= Materials provided =
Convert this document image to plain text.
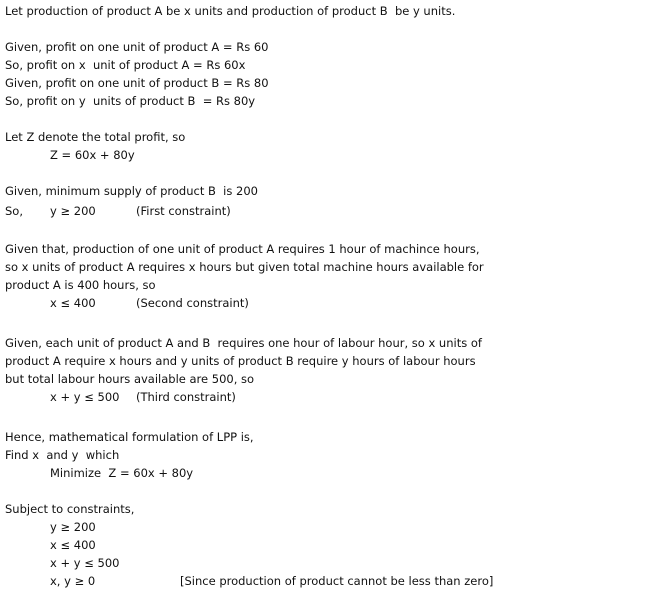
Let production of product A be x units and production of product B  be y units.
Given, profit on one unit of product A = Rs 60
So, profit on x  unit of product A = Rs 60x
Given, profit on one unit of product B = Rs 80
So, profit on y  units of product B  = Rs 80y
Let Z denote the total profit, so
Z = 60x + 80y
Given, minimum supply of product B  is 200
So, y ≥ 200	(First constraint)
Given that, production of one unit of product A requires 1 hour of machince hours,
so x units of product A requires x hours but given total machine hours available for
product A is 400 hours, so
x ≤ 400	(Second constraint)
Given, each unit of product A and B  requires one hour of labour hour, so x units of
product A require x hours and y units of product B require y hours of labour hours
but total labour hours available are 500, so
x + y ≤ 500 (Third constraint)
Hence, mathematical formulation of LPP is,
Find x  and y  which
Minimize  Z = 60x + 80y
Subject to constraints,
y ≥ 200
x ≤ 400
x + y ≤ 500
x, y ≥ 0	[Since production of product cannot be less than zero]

---

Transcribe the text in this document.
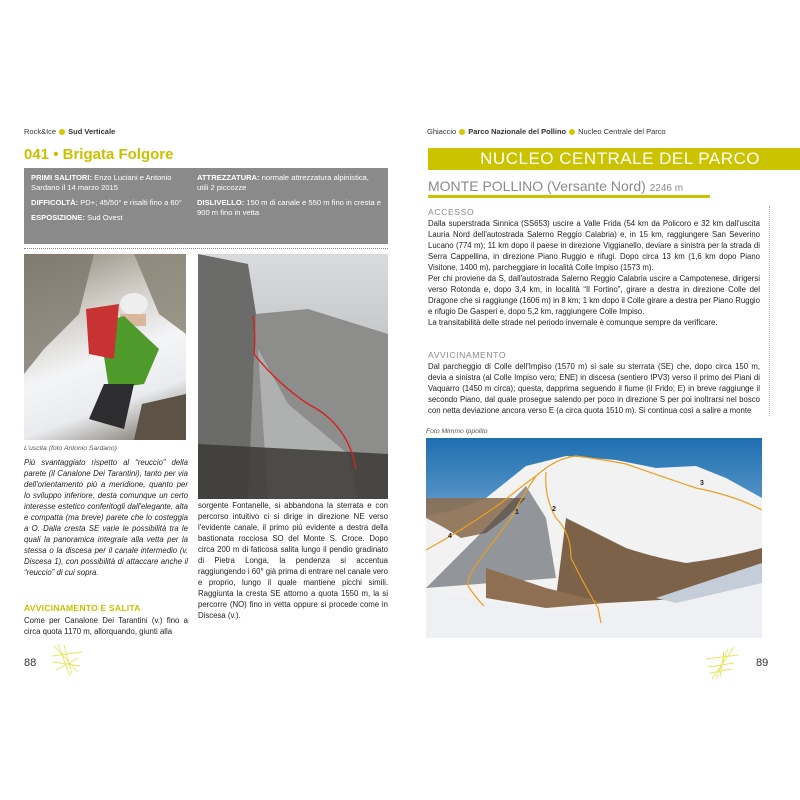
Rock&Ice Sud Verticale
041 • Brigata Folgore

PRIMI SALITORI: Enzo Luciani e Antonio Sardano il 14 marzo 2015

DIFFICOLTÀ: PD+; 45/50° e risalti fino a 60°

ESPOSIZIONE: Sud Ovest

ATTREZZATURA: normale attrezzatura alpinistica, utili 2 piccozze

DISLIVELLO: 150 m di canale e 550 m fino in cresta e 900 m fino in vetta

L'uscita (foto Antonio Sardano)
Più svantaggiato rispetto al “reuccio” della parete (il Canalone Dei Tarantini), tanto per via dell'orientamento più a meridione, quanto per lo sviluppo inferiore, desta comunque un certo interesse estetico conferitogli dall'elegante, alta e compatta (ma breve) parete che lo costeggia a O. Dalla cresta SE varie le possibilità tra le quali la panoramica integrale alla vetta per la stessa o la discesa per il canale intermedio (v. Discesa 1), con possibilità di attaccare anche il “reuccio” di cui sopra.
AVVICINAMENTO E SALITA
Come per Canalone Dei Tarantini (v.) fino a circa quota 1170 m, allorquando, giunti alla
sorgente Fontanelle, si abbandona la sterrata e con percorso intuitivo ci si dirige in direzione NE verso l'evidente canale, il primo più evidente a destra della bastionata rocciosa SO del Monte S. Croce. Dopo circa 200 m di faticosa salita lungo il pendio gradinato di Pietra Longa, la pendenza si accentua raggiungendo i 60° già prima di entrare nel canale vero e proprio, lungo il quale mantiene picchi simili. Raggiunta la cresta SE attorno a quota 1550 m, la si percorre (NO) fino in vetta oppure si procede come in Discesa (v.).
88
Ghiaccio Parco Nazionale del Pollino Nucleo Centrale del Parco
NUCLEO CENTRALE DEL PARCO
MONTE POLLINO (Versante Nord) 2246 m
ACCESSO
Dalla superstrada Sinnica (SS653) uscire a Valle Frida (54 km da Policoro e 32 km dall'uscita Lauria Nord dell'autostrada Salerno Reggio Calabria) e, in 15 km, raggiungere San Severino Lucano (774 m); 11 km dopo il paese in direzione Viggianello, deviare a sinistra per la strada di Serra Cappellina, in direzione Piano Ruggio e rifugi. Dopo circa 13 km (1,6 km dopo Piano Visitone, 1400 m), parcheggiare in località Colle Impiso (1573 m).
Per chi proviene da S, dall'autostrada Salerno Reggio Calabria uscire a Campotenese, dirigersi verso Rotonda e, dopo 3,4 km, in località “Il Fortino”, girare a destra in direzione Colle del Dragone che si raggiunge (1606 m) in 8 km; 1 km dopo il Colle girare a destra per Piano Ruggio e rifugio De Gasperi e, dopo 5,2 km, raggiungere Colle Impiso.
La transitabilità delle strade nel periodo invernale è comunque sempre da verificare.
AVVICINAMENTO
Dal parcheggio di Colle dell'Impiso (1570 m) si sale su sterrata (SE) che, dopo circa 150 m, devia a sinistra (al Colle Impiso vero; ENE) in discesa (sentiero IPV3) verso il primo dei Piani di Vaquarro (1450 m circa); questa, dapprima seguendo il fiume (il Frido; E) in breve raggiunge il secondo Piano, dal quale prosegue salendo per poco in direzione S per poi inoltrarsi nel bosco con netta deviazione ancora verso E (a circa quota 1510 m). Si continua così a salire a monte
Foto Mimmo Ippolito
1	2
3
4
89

= Problem to solve =
Copy all lines of the material above where the string "labour" occurs.

= Exercise response =
Given, each unit of product A and B  requires one hour of labour hour, so x units of
product A require x hours and y units of product B require y hours of labour hours
but total labour hours available are 500, so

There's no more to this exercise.